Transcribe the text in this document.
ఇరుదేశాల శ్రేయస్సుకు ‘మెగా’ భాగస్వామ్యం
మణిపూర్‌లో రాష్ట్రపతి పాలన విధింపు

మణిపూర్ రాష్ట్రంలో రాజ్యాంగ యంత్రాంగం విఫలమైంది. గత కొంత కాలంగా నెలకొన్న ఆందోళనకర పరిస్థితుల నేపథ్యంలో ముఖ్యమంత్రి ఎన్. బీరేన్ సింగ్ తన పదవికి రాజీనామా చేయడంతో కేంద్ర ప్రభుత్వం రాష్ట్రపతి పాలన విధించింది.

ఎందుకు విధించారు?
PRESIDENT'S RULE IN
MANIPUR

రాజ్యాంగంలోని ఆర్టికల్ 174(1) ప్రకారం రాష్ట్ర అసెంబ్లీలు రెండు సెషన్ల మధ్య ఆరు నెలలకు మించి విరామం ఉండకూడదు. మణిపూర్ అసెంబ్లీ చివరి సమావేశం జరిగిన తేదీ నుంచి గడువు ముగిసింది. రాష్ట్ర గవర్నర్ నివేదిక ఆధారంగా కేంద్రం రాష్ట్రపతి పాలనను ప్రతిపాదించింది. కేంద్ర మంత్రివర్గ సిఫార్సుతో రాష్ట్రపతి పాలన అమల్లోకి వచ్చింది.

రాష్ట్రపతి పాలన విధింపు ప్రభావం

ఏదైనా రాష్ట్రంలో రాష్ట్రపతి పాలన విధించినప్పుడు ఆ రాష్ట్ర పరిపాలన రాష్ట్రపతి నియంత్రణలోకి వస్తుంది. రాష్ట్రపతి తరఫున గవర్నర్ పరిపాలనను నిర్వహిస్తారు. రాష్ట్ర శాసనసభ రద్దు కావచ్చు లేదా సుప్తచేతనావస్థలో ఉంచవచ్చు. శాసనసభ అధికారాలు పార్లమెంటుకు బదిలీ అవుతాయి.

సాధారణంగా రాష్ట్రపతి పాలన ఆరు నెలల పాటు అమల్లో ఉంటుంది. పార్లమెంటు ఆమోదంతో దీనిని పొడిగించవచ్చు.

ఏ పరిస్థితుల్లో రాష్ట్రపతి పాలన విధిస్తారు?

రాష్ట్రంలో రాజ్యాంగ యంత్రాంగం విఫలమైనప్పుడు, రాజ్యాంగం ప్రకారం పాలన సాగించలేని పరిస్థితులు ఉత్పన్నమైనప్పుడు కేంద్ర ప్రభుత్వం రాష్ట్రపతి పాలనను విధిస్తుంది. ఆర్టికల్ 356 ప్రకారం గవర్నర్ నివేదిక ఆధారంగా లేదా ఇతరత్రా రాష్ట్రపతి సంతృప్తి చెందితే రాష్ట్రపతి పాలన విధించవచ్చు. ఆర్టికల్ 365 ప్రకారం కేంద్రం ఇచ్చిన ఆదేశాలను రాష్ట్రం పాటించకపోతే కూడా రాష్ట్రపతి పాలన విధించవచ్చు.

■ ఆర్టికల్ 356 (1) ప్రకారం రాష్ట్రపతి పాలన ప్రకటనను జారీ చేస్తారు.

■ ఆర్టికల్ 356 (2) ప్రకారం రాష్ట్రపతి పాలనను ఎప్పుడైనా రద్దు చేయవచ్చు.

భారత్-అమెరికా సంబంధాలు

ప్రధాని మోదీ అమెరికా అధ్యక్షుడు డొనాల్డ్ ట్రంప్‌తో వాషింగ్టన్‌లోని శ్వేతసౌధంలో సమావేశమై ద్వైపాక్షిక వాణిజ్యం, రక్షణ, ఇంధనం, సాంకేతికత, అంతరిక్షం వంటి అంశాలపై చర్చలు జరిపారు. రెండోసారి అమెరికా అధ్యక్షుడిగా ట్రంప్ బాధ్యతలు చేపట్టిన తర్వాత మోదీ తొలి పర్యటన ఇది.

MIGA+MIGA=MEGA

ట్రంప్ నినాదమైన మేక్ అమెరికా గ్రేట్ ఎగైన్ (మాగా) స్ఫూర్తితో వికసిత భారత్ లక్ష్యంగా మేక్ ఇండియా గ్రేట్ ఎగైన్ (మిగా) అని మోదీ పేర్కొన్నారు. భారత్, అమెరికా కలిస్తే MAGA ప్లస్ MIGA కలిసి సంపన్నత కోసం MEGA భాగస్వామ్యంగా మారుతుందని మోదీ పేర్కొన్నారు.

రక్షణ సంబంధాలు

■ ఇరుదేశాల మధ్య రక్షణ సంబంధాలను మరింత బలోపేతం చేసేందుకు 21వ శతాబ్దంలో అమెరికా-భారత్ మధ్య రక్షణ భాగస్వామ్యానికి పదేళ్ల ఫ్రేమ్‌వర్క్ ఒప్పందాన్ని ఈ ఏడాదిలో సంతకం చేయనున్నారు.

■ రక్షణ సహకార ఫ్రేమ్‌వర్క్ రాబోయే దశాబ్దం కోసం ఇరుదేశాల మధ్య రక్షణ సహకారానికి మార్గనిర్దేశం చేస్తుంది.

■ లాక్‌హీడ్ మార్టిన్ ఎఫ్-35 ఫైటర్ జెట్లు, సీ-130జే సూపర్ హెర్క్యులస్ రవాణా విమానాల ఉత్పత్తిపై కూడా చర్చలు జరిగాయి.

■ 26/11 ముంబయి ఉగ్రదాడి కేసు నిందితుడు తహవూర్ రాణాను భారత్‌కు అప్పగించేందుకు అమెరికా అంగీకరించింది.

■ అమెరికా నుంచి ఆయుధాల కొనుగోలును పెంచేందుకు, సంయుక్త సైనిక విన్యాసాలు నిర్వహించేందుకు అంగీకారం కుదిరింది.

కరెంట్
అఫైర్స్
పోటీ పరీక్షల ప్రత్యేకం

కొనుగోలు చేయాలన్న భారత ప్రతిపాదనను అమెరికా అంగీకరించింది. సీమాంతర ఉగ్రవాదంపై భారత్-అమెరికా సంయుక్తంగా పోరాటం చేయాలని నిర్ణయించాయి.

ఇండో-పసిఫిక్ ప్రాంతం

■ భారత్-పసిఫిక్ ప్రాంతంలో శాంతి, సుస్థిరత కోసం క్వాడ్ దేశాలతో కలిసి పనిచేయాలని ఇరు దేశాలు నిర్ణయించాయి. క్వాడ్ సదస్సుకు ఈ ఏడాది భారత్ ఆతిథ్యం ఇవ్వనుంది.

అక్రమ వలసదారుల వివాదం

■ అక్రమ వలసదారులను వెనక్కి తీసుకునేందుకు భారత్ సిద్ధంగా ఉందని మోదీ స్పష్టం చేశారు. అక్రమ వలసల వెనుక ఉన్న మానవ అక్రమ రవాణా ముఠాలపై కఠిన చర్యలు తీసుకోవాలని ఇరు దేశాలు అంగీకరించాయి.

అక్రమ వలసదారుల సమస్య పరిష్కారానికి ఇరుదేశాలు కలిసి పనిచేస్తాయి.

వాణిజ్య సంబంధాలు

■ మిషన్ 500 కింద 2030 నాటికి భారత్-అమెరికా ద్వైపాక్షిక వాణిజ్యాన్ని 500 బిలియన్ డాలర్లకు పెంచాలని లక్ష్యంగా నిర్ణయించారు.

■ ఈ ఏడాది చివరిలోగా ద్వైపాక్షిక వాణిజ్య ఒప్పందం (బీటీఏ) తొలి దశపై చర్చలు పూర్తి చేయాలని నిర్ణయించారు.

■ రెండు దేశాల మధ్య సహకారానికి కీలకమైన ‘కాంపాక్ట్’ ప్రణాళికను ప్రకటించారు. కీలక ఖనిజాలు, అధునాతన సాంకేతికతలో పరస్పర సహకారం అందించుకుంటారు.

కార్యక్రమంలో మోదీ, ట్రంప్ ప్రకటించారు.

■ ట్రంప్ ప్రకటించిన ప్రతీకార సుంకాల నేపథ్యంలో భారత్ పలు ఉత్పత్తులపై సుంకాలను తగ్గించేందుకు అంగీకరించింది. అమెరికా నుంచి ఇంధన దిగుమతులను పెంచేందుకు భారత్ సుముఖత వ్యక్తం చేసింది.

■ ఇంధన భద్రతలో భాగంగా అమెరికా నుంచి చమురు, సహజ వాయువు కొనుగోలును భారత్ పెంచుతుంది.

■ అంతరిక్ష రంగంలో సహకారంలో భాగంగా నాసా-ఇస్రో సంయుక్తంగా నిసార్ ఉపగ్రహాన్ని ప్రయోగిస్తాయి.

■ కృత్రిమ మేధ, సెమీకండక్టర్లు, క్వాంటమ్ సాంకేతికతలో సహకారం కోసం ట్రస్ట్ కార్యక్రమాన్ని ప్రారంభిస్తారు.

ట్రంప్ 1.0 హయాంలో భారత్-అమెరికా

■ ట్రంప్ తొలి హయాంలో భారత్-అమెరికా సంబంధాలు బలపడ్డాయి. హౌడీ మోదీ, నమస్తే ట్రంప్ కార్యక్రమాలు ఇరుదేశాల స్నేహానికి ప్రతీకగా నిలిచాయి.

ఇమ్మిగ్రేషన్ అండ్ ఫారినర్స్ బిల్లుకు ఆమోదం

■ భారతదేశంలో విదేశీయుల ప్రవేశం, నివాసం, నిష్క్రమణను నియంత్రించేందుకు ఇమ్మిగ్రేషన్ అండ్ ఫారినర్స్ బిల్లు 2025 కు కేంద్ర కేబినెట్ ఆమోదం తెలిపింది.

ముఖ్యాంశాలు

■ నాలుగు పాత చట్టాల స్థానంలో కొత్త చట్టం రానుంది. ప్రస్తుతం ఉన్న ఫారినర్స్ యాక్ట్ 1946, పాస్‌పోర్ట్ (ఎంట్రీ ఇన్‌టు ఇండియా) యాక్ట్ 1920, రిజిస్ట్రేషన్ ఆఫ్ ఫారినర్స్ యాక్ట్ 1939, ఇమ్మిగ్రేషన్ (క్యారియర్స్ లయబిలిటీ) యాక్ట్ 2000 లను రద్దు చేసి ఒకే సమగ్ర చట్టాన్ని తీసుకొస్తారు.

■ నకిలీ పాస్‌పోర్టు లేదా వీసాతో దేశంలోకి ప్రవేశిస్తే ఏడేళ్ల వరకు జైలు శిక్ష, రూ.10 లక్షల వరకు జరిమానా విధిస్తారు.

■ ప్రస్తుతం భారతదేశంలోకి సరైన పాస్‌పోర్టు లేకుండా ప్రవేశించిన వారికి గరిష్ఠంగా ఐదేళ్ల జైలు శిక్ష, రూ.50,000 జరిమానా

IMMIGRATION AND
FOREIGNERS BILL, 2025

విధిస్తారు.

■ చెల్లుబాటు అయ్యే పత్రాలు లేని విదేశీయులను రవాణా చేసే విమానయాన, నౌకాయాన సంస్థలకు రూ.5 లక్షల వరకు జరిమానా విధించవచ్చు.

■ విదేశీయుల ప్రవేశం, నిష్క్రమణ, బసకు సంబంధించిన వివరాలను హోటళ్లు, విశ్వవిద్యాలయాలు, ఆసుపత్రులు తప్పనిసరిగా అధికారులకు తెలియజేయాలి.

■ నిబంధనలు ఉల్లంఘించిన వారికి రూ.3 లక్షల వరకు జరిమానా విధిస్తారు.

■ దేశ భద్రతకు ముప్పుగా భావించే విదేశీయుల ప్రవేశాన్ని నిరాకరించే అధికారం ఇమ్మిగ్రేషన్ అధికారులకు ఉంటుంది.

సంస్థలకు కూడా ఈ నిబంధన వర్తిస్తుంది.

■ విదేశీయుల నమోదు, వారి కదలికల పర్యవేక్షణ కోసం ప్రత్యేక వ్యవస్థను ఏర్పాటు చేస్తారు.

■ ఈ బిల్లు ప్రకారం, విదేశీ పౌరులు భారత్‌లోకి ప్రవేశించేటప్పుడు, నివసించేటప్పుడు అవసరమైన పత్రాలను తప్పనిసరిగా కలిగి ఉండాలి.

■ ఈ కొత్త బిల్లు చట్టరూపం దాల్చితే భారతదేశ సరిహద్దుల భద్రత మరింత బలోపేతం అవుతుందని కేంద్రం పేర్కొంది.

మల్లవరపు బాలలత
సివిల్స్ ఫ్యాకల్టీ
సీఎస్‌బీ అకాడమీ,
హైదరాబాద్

━━━━━━━━

**WHAT NEEDS TO BE DONE**
Each line holding the word "MIGA" counts once; report the total and nothing else.

**WORKED SOLUTION**
2